» **Provided records**
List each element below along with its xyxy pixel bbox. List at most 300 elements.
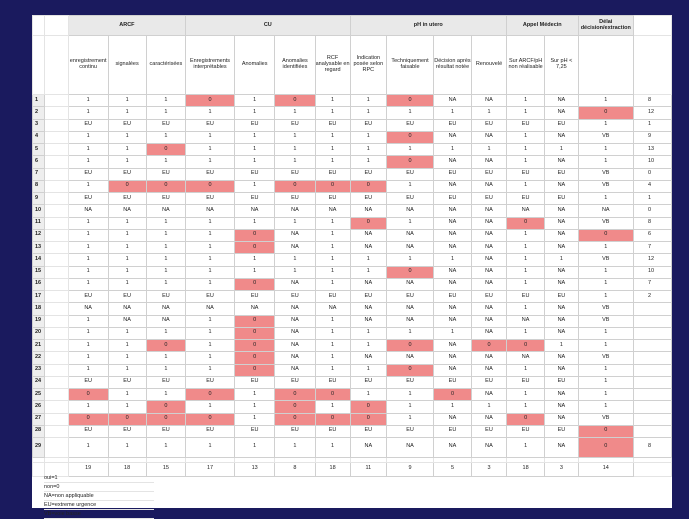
- table-cell: 1: [506, 278, 544, 290]
- table-cell: 1: [186, 242, 235, 254]
- table-cell: EU: [506, 291, 544, 303]
- table-cell: EU: [235, 168, 275, 180]
- row-number: 25: [33, 389, 45, 401]
- empty-cell: [44, 364, 68, 376]
- table-cell: 1: [387, 413, 434, 425]
- table-cell: NA: [387, 303, 434, 315]
- table-cell: NA: [471, 315, 506, 327]
- table-cell: 1: [506, 266, 544, 278]
- table-cell: 1: [350, 131, 386, 143]
- table-cell: 1: [235, 217, 275, 229]
- table-cell: NA: [108, 315, 146, 327]
- total-cell: 9: [387, 462, 434, 476]
- table-cell: 1: [235, 389, 275, 401]
- table-cell: EU: [545, 168, 578, 180]
- table-cell: NA: [471, 156, 506, 168]
- table-cell: 1: [108, 229, 146, 241]
- table-cell: 1: [146, 364, 185, 376]
- table-row: [33, 107, 672, 119]
- table-cell: 1: [350, 364, 386, 376]
- row-number: 21: [33, 340, 45, 352]
- column-header: Renouvelé: [471, 36, 506, 95]
- table-cell: 1: [578, 389, 633, 401]
- empty-cell: [44, 291, 68, 303]
- table-cell: 1: [315, 438, 350, 458]
- table-cell: EU: [387, 425, 434, 437]
- row-number: 26: [33, 401, 45, 413]
- table-cell: NA: [146, 205, 185, 217]
- table-cell: VB: [578, 352, 633, 364]
- table-cell: NA: [471, 242, 506, 254]
- table-cell: 0: [146, 144, 185, 156]
- table-cell: 1: [315, 327, 350, 339]
- table-cell: 1: [545, 340, 578, 352]
- table-cell: 1: [315, 364, 350, 376]
- table-cell: EU: [186, 291, 235, 303]
- table-cell: 1: [275, 131, 315, 143]
- table-cell: 1: [146, 95, 185, 107]
- table-cell: 0: [275, 180, 315, 192]
- table-cell: EU: [68, 119, 108, 131]
- table-cell: EU: [387, 193, 434, 205]
- table-cell: EU: [350, 376, 386, 388]
- empty-cell: [44, 401, 68, 413]
- table-cell: 1: [315, 352, 350, 364]
- table-cell: NA: [506, 352, 544, 364]
- table-cell: NA: [275, 352, 315, 364]
- table-cell: 0: [68, 413, 108, 425]
- empty-cell: [44, 438, 68, 458]
- table-cell: NA: [506, 205, 544, 217]
- table-cell: 0: [235, 229, 275, 241]
- table-cell: 1: [146, 156, 185, 168]
- table-cell: NA: [275, 278, 315, 290]
- table-cell: NA: [545, 413, 578, 425]
- table-row: [33, 438, 672, 458]
- table-cell: 1: [235, 438, 275, 458]
- table-cell: EU: [68, 425, 108, 437]
- table-cell: NA: [433, 131, 471, 143]
- table-cell: 1: [545, 144, 578, 156]
- table-cell: 1: [186, 156, 235, 168]
- table-cell: 1: [235, 266, 275, 278]
- table-cell: 1: [108, 217, 146, 229]
- table-cell: 1: [146, 217, 185, 229]
- table-cell: VB: [578, 413, 633, 425]
- row-number: 9: [33, 193, 45, 205]
- table-cell: NA: [387, 352, 434, 364]
- empty-cell: [44, 180, 68, 192]
- empty-cell: [33, 16, 45, 36]
- table-cell: 1: [315, 401, 350, 413]
- legend-item: NA=non appliquable: [44, 492, 154, 501]
- spreadsheet: [32, 15, 672, 517]
- table-cell: NA: [108, 205, 146, 217]
- total-cell: 17: [186, 462, 235, 476]
- table-row: [33, 352, 672, 364]
- table-cell: EU: [235, 376, 275, 388]
- table-cell: 0: [275, 401, 315, 413]
- row-number: 20: [33, 327, 45, 339]
- table-row: [33, 156, 672, 168]
- table-cell: NA: [545, 156, 578, 168]
- table-cell: 0: [387, 266, 434, 278]
- table-cell: EU: [108, 425, 146, 437]
- table-cell: NA: [545, 266, 578, 278]
- table-cell: 1: [186, 266, 235, 278]
- table-cell: NA: [545, 438, 578, 458]
- table-cell: 1: [235, 131, 275, 143]
- row-number: 10: [33, 205, 45, 217]
- table-cell: EU: [315, 119, 350, 131]
- table-cell: EU: [387, 168, 434, 180]
- table-cell: NA: [471, 389, 506, 401]
- table-cell: EU: [471, 168, 506, 180]
- table-cell: 1: [315, 217, 350, 229]
- table-cell: 1: [578, 144, 633, 156]
- extra-value: [633, 364, 671, 376]
- table-cell: 1: [146, 352, 185, 364]
- column-header: Anomalies: [235, 36, 275, 95]
- table-cell: NA: [275, 340, 315, 352]
- table-cell: 1: [433, 401, 471, 413]
- table-cell: EU: [186, 119, 235, 131]
- table-cell: 1: [146, 278, 185, 290]
- extra-value: [633, 352, 671, 364]
- row-number: 3: [33, 119, 45, 131]
- table-cell: EU: [275, 193, 315, 205]
- table-cell: EU: [68, 291, 108, 303]
- table-cell: 0: [186, 389, 235, 401]
- table-cell: NA: [350, 438, 386, 458]
- table-cell: EU: [315, 376, 350, 388]
- table-cell: 1: [506, 144, 544, 156]
- table-cell: EU: [146, 193, 185, 205]
- table-cell: NA: [433, 229, 471, 241]
- table-cell: NA: [471, 254, 506, 266]
- table-cell: 1: [146, 242, 185, 254]
- table-cell: NA: [471, 217, 506, 229]
- table-row: [33, 180, 672, 192]
- table-cell: 1: [315, 107, 350, 119]
- table-cell: 0: [350, 180, 386, 192]
- table-cell: EU: [506, 193, 544, 205]
- table-cell: 1: [68, 438, 108, 458]
- table-cell: 1: [108, 156, 146, 168]
- table-cell: NA: [545, 229, 578, 241]
- table-cell: 1: [315, 131, 350, 143]
- table-cell: 0: [506, 217, 544, 229]
- table-cell: 1: [506, 303, 544, 315]
- column-header: Sur pH < 7,25: [545, 36, 578, 95]
- table-cell: EU: [186, 168, 235, 180]
- empty-cell: [44, 352, 68, 364]
- empty-cell: [44, 168, 68, 180]
- extra-value: [633, 389, 671, 401]
- table-cell: NA: [545, 180, 578, 192]
- table-cell: EU: [433, 168, 471, 180]
- table-cell: NA: [315, 205, 350, 217]
- table-row: [33, 315, 672, 327]
- extra-value: 8: [633, 438, 671, 458]
- table-cell: 1: [186, 278, 235, 290]
- table-cell: 1: [68, 95, 108, 107]
- empty-cell: [44, 315, 68, 327]
- table-cell: NA: [275, 327, 315, 339]
- table-cell: 1: [506, 364, 544, 376]
- table-cell: EU: [235, 119, 275, 131]
- table-cell: 1: [186, 217, 235, 229]
- extra-value: 6: [633, 229, 671, 241]
- table-cell: 0: [235, 340, 275, 352]
- table-cell: NA: [235, 303, 275, 315]
- table-cell: NA: [471, 413, 506, 425]
- table-cell: 1: [315, 95, 350, 107]
- table-cell: NA: [471, 303, 506, 315]
- table-cell: VB: [578, 180, 633, 192]
- row-number: 16: [33, 278, 45, 290]
- table-cell: EU: [350, 291, 386, 303]
- table-cell: 1: [506, 229, 544, 241]
- table-cell: 1: [108, 95, 146, 107]
- table-cell: NA: [433, 413, 471, 425]
- table-row: [33, 364, 672, 376]
- row-number: 17: [33, 291, 45, 303]
- table-cell: 1: [68, 401, 108, 413]
- table-cell: NA: [433, 340, 471, 352]
- table-cell: 0: [275, 95, 315, 107]
- empty-cell: [44, 119, 68, 131]
- table-row: [33, 303, 672, 315]
- row-number: 24: [33, 376, 45, 388]
- table-cell: 1: [578, 327, 633, 339]
- row-number: 7: [33, 168, 45, 180]
- table-cell: 1: [146, 438, 185, 458]
- table-cell: 0: [578, 107, 633, 119]
- table-cell: NA: [387, 229, 434, 241]
- table-cell: NA: [275, 205, 315, 217]
- row-number: 8: [33, 180, 45, 192]
- table-cell: NA: [433, 266, 471, 278]
- column-header: Anomalies identifiées: [275, 36, 315, 95]
- table-cell: 1: [235, 180, 275, 192]
- table-cell: NA: [387, 242, 434, 254]
- table-cell: 1: [146, 266, 185, 278]
- table-row: [33, 413, 672, 425]
- table-cell: 0: [350, 401, 386, 413]
- table-cell: EU: [433, 291, 471, 303]
- table-cell: NA: [350, 303, 386, 315]
- row-number: 14: [33, 254, 45, 266]
- row-number: 4: [33, 131, 45, 143]
- table-cell: EU: [350, 168, 386, 180]
- table-cell: 0: [146, 340, 185, 352]
- table-cell: EU: [506, 168, 544, 180]
- table-cell: NA: [433, 278, 471, 290]
- table-cell: 0: [146, 180, 185, 192]
- table-cell: 1: [186, 254, 235, 266]
- table-cell: 1: [146, 389, 185, 401]
- table-cell: 1: [186, 131, 235, 143]
- table-cell: 1: [235, 144, 275, 156]
- table-cell: 1: [68, 327, 108, 339]
- table-cell: EU: [186, 376, 235, 388]
- table-cell: 1: [68, 364, 108, 376]
- table-cell: EU: [108, 376, 146, 388]
- table-cell: NA: [146, 303, 185, 315]
- table-cell: EU: [108, 291, 146, 303]
- table-cell: 1: [350, 340, 386, 352]
- table-cell: 1: [315, 242, 350, 254]
- table-cell: 0: [68, 389, 108, 401]
- table-row: [33, 254, 672, 266]
- table-cell: EU: [235, 425, 275, 437]
- table-cell: 1: [235, 401, 275, 413]
- table-cell: 1: [108, 352, 146, 364]
- extra-value: 7: [633, 242, 671, 254]
- table-cell: VB: [578, 315, 633, 327]
- total-cell: 18: [506, 462, 544, 476]
- table-row: [33, 266, 672, 278]
- table-cell: NA: [545, 401, 578, 413]
- table-cell: EU: [108, 119, 146, 131]
- table-cell: NA: [433, 315, 471, 327]
- table-cell: 1: [68, 340, 108, 352]
- table-cell: 0: [578, 425, 633, 437]
- table-cell: 1: [186, 327, 235, 339]
- table-cell: NA: [433, 364, 471, 376]
- row-number: 18: [33, 303, 45, 315]
- table-cell: 1: [545, 254, 578, 266]
- empty-cell: [44, 156, 68, 168]
- table-cell: 0: [387, 131, 434, 143]
- row-number: 15: [33, 266, 45, 278]
- row-number: 5: [33, 144, 45, 156]
- empty-cell: [44, 278, 68, 290]
- table-cell: NA: [471, 352, 506, 364]
- table-cell: EU: [146, 168, 185, 180]
- empty-cell: [44, 217, 68, 229]
- table-cell: EU: [146, 376, 185, 388]
- table-cell: 1: [506, 107, 544, 119]
- table-cell: 1: [108, 107, 146, 119]
- table-cell: 1: [68, 229, 108, 241]
- table-cell: NA: [471, 205, 506, 217]
- table-cell: 1: [275, 156, 315, 168]
- table-cell: NA: [545, 327, 578, 339]
- table-cell: EU: [275, 425, 315, 437]
- table-cell: EU: [506, 119, 544, 131]
- row-number: 11: [33, 217, 45, 229]
- table-cell: NA: [471, 327, 506, 339]
- table-cell: 1: [578, 376, 633, 388]
- table-cell: 1: [146, 131, 185, 143]
- empty-cell: [44, 193, 68, 205]
- table-row: [33, 340, 672, 352]
- total-cell: 19: [68, 462, 108, 476]
- column-header: caractérisées: [146, 36, 185, 95]
- empty-cell: [44, 95, 68, 107]
- table-cell: NA: [433, 217, 471, 229]
- total-cell: 8: [275, 462, 315, 476]
- table-cell: 1: [186, 107, 235, 119]
- table-cell: 0: [387, 156, 434, 168]
- empty-cell: [44, 425, 68, 437]
- table-cell: 1: [350, 266, 386, 278]
- table-cell: 0: [186, 180, 235, 192]
- table-cell: NA: [433, 156, 471, 168]
- table-cell: 1: [506, 327, 544, 339]
- extra-value: [633, 413, 671, 425]
- table-row: [33, 425, 672, 437]
- table-cell: NA: [275, 364, 315, 376]
- table-cell: 0: [186, 413, 235, 425]
- empty-cell: [44, 327, 68, 339]
- table-cell: 1: [186, 315, 235, 327]
- table-cell: 0: [350, 413, 386, 425]
- table-cell: 1: [387, 217, 434, 229]
- legend-item: EU=extreme urgence: [44, 501, 154, 510]
- table-cell: 1: [146, 327, 185, 339]
- table-cell: NA: [433, 242, 471, 254]
- table-cell: 1: [350, 254, 386, 266]
- table-cell: 0: [186, 95, 235, 107]
- extra-value: 0: [633, 205, 671, 217]
- empty-cell: [33, 36, 45, 95]
- table-row: [33, 376, 672, 388]
- table-cell: 1: [275, 254, 315, 266]
- column-header: Enregistrements interprétables: [186, 36, 235, 95]
- extra-value: 12: [633, 107, 671, 119]
- extra-value: [633, 401, 671, 413]
- table-cell: 0: [387, 95, 434, 107]
- table-row: [33, 95, 672, 107]
- table-cell: NA: [275, 303, 315, 315]
- table-cell: 1: [315, 266, 350, 278]
- table-cell: 1: [68, 352, 108, 364]
- table-row: [33, 242, 672, 254]
- table-cell: 1: [275, 266, 315, 278]
- table-cell: NA: [433, 95, 471, 107]
- table-cell: NA: [471, 266, 506, 278]
- extra-value: 7: [633, 278, 671, 290]
- table-cell: VB: [578, 168, 633, 180]
- table-cell: 1: [350, 144, 386, 156]
- table-cell: NA: [578, 205, 633, 217]
- legend-item: non=0: [44, 483, 154, 492]
- table-cell: VB: [578, 303, 633, 315]
- group-header: Appel Médecin: [506, 16, 578, 36]
- row-number: 22: [33, 352, 45, 364]
- table-cell: VB: [578, 217, 633, 229]
- table-cell: 1: [186, 340, 235, 352]
- table-cell: 1: [146, 254, 185, 266]
- table-cell: NA: [350, 242, 386, 254]
- table-cell: NA: [471, 438, 506, 458]
- table-cell: 0: [235, 278, 275, 290]
- table-cell: NA: [235, 205, 275, 217]
- table-cell: 1: [578, 364, 633, 376]
- table-cell: 0: [433, 389, 471, 401]
- extra-value: 10: [633, 266, 671, 278]
- empty-cell: [44, 16, 68, 36]
- table-cell: 0: [578, 229, 633, 241]
- table-cell: NA: [471, 278, 506, 290]
- extra-value: 1: [633, 193, 671, 205]
- table-cell: 1: [350, 107, 386, 119]
- table-cell: EU: [315, 168, 350, 180]
- total-cell: 18: [108, 462, 146, 476]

» **Stated goal**
Copy the lines above word for word, starting with the line that contains "- table-cell: 1: [506, 278, 544, 290]" and continuing through the line that contains "- table-cell: NA: [471, 156, 506, 168]", including both of those lines.

» **The output**
- table-cell: 1: [506, 278, 544, 290]
- table-cell: 1: [186, 242, 235, 254]
- table-cell: EU: [506, 291, 544, 303]
- table-cell: EU: [235, 168, 275, 180]
- row-number: 25: [33, 389, 45, 401]
- empty-cell: [44, 364, 68, 376]
- table-cell: 1: [387, 413, 434, 425]
- table-cell: NA: [387, 303, 434, 315]
- table-cell: NA: [471, 315, 506, 327]
- table-cell: 1: [506, 266, 544, 278]
- table-cell: 1: [350, 131, 386, 143]
- table-cell: 1: [235, 217, 275, 229]
- table-cell: NA: [108, 315, 146, 327]
- total-cell: 9: [387, 462, 434, 476]
- table-cell: 1: [235, 389, 275, 401]
- table-cell: EU: [545, 168, 578, 180]
- table-cell: NA: [471, 156, 506, 168]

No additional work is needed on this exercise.